STATED GOAL:
Pick out every line with the word "name" and copy it.

DATASET RECORDS:

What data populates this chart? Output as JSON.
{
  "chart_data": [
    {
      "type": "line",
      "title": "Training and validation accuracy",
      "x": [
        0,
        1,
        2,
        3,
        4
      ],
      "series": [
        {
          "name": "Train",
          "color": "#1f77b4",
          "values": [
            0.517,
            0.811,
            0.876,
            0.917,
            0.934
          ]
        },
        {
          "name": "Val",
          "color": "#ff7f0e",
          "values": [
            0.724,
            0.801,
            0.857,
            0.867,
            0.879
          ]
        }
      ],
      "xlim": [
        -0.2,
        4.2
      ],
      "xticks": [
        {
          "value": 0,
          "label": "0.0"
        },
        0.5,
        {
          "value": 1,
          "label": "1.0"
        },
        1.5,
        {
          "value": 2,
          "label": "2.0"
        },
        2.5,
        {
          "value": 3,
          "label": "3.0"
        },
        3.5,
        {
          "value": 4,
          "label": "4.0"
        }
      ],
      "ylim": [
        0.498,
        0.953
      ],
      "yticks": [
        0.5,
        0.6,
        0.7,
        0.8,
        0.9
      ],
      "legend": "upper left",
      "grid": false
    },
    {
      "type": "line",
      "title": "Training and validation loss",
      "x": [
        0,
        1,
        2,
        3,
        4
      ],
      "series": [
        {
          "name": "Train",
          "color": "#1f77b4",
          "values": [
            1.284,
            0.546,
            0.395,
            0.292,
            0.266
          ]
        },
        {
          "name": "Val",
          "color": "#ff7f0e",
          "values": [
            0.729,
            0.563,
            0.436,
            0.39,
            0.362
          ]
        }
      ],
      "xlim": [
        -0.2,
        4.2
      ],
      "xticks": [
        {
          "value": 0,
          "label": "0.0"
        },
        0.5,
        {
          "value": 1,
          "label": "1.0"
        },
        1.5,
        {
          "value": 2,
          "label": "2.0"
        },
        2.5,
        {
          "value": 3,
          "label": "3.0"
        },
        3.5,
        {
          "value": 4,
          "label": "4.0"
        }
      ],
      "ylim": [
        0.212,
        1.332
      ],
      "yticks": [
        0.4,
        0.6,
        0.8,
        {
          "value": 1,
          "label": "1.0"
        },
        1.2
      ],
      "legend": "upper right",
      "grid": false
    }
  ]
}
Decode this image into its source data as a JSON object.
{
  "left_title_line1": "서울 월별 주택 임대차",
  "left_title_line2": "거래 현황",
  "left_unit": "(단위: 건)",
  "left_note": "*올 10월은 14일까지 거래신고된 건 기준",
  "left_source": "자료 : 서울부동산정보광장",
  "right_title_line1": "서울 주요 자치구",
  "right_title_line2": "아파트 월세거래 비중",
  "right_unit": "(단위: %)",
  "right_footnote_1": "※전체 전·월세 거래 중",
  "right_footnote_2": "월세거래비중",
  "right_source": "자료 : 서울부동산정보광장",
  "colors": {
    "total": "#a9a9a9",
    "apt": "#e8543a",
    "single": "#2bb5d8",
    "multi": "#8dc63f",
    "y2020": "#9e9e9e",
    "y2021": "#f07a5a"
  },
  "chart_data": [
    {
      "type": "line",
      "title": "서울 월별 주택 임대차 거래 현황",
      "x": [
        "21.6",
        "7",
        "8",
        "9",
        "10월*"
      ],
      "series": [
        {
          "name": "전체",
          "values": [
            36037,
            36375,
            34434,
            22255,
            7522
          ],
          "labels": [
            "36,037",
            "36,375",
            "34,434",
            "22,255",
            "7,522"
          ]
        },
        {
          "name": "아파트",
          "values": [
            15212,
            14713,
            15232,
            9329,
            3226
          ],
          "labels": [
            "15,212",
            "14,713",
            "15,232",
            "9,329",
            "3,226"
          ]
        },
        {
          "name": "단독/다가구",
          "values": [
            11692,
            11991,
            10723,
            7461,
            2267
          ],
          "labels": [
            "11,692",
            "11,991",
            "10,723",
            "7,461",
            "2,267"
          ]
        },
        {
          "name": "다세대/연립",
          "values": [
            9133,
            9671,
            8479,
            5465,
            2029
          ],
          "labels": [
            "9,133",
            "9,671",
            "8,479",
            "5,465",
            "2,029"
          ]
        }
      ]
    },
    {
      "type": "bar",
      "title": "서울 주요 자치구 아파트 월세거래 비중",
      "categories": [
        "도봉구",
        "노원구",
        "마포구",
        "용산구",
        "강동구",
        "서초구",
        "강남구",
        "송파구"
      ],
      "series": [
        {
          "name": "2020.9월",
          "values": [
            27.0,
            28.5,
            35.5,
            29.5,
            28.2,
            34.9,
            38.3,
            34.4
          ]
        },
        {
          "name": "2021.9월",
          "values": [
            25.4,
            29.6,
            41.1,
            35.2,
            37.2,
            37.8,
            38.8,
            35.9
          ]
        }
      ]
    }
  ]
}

FULL SOLUTION:
          "name": "Train",
          "name": "Val",
          "name": "Train",
          "name": "Val",
          "name": "전체",
          "name": "아파트",
          "name": "단독/다가구",
          "name": "다세대/연립",
          "name": "2020.9월",
          "name": "2021.9월",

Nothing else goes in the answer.